● **What is required**: In the data below, swap "screenshot" for "image" everywhere and reproduce everything else unchanged. Leave the pictures out.

● **Material provided**:

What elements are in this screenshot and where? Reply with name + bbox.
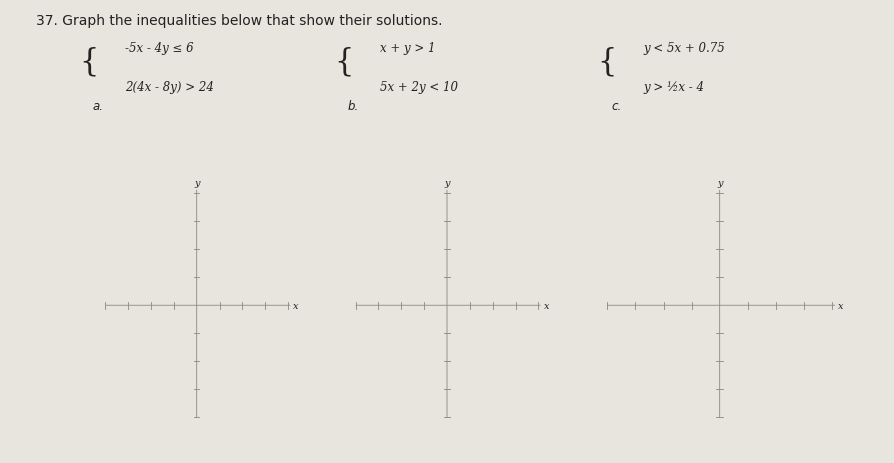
Text: {: { <box>79 46 98 77</box>
Text: c.: c. <box>611 100 622 113</box>
Text: y > ½x - 4: y > ½x - 4 <box>644 81 704 94</box>
Text: a.: a. <box>93 100 104 113</box>
Text: y: y <box>194 178 199 188</box>
Text: x: x <box>838 301 844 310</box>
Text: -5x - 4y ≤ 6: -5x - 4y ≤ 6 <box>125 42 194 55</box>
Text: x + y > 1: x + y > 1 <box>380 42 435 55</box>
Text: y: y <box>444 178 450 188</box>
Text: b.: b. <box>348 100 358 113</box>
Text: 5x + 2y < 10: 5x + 2y < 10 <box>380 81 458 94</box>
Text: y < 5x + 0.75: y < 5x + 0.75 <box>644 42 725 55</box>
Text: {: { <box>597 46 617 77</box>
Text: x: x <box>544 301 549 310</box>
Text: 2(4x - 8y) > 24: 2(4x - 8y) > 24 <box>125 81 214 94</box>
Text: {: { <box>333 46 353 77</box>
Text: x: x <box>293 301 299 310</box>
Text: 37. Graph the inequalities below that show their solutions.: 37. Graph the inequalities below that sh… <box>36 14 443 28</box>
Text: y: y <box>717 178 722 188</box>
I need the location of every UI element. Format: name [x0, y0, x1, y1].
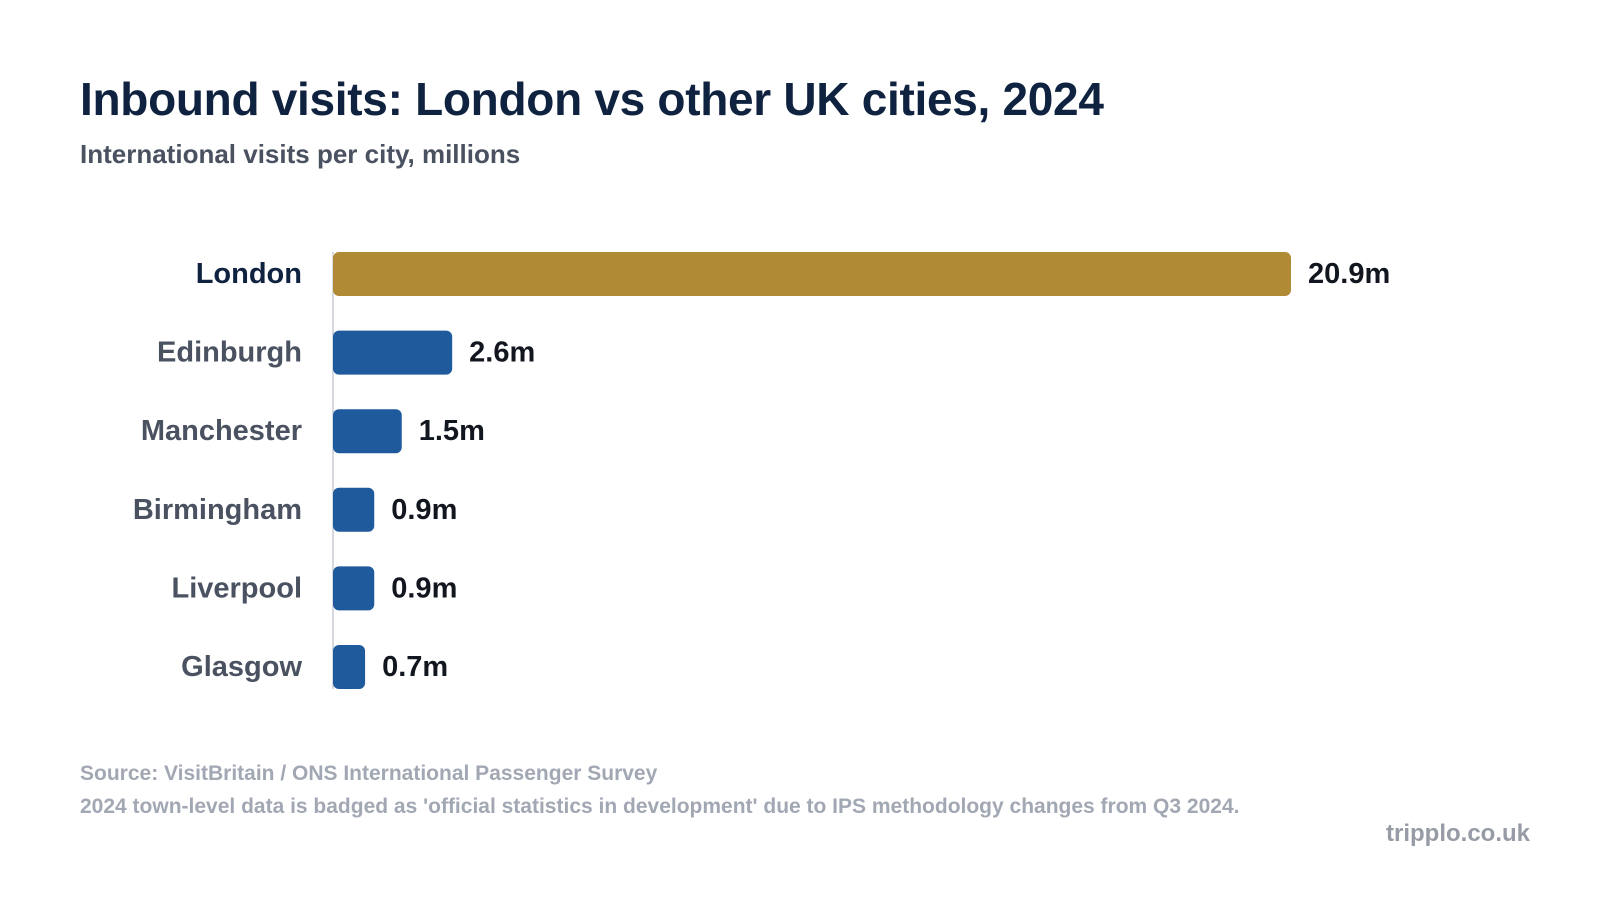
value-label-manchester: 1.5m	[419, 415, 485, 447]
chart-title: Inbound visits: London vs other UK citie…	[80, 73, 1104, 125]
category-label-birmingham: Birmingham	[133, 494, 302, 526]
value-label-birmingham: 0.9m	[391, 494, 457, 526]
bar-liverpool[interactable]	[333, 566, 375, 611]
category-label-london: London	[196, 258, 302, 290]
bar-edinburgh[interactable]	[333, 330, 453, 375]
category-label-manchester: Manchester	[141, 415, 302, 447]
chart-subtitle: International visits per city, millions	[80, 139, 521, 169]
bar-birmingham[interactable]	[333, 487, 375, 532]
category-label-glasgow: Glasgow	[181, 651, 302, 683]
bar-london[interactable]	[333, 252, 1291, 296]
category-label-liverpool: Liverpool	[171, 572, 302, 604]
category-label-edinburgh: Edinburgh	[157, 337, 302, 369]
brand-link[interactable]: tripplo.co.uk	[1386, 820, 1530, 847]
value-label-liverpool: 0.9m	[391, 572, 457, 604]
methodology-note: 2024 town-level data is badged as 'offic…	[80, 795, 1240, 818]
value-label-london: 20.9m	[1308, 258, 1390, 290]
bar-manchester[interactable]	[333, 409, 402, 454]
source-note: Source: VisitBritain / ONS International…	[80, 762, 658, 785]
value-label-edinburgh: 2.6m	[469, 337, 535, 369]
bar-glasgow[interactable]	[333, 645, 366, 689]
value-label-glasgow: 0.7m	[382, 651, 448, 683]
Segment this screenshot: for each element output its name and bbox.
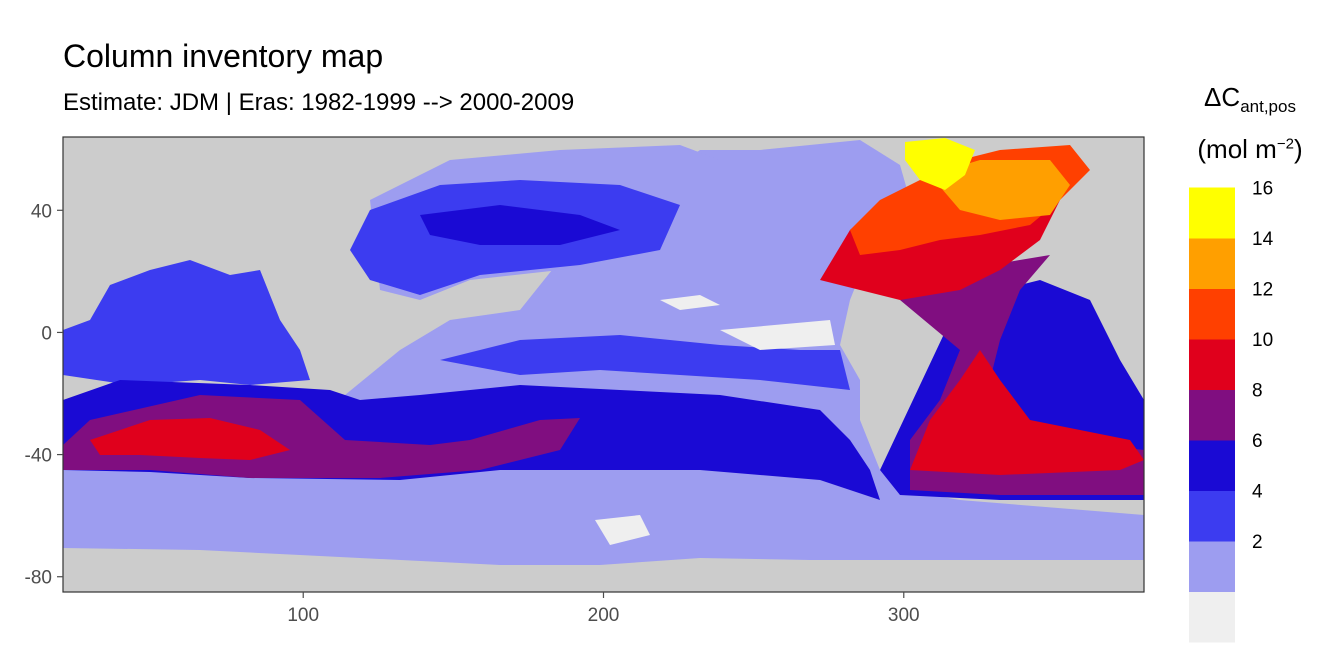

● **Answer in full**:
What elements are in this image and where? Reply with name + bbox.
Text: {: { <box>79 46 98 77</box>
Text: c.: c. <box>611 100 622 113</box>
Text: y > ½x - 4: y > ½x - 4 <box>644 81 704 94</box>
Text: a.: a. <box>93 100 104 113</box>
Text: y: y <box>194 178 199 188</box>
Text: x: x <box>838 301 844 310</box>
Text: -5x - 4y ≤ 6: -5x - 4y ≤ 6 <box>125 42 194 55</box>
Text: x + y > 1: x + y > 1 <box>380 42 435 55</box>
Text: y: y <box>444 178 450 188</box>
Text: b.: b. <box>348 100 358 113</box>
Text: 5x + 2y < 10: 5x + 2y < 10 <box>380 81 458 94</box>
Text: y < 5x + 0.75: y < 5x + 0.75 <box>644 42 725 55</box>
Text: {: { <box>597 46 617 77</box>
Text: x: x <box>544 301 549 310</box>
Text: 2(4x - 8y) > 24: 2(4x - 8y) > 24 <box>125 81 214 94</box>
Text: {: { <box>333 46 353 77</box>
Text: x: x <box>293 301 299 310</box>
Text: 37. Graph the inequalities below that show their solutions.: 37. Graph the inequalities below that sh… <box>36 14 443 28</box>
Text: y: y <box>717 178 722 188</box>
I need the location of every UI element. Format: name [x0, y0, x1, y1].
value-label-manchester: 1.5m	[419, 415, 485, 447]
chart-title: Inbound visits: London vs other UK citie…	[80, 73, 1104, 125]
category-label-birmingham: Birmingham	[133, 494, 302, 526]
value-label-birmingham: 0.9m	[391, 494, 457, 526]
bar-liverpool[interactable]	[333, 566, 375, 611]
category-label-london: London	[196, 258, 302, 290]
bar-edinburgh[interactable]	[333, 330, 453, 375]
category-label-manchester: Manchester	[141, 415, 302, 447]
chart-subtitle: International visits per city, millions	[80, 139, 521, 169]
bar-birmingham[interactable]	[333, 487, 375, 532]
category-label-glasgow: Glasgow	[181, 651, 302, 683]
bar-london[interactable]	[333, 252, 1291, 296]
category-label-liverpool: Liverpool	[171, 572, 302, 604]
category-label-edinburgh: Edinburgh	[157, 337, 302, 369]
brand-link[interactable]: tripplo.co.uk	[1386, 820, 1530, 847]
value-label-liverpool: 0.9m	[391, 572, 457, 604]
methodology-note: 2024 town-level data is badged as 'offic…	[80, 795, 1240, 818]
value-label-london: 20.9m	[1308, 258, 1390, 290]
bar-manchester[interactable]	[333, 409, 402, 454]
source-note: Source: VisitBritain / ONS International…	[80, 762, 658, 785]
value-label-edinburgh: 2.6m	[469, 337, 535, 369]
bar-glasgow[interactable]	[333, 645, 366, 689]
value-label-glasgow: 0.7m	[382, 651, 448, 683]
Segment this image: for each element output its name and bbox.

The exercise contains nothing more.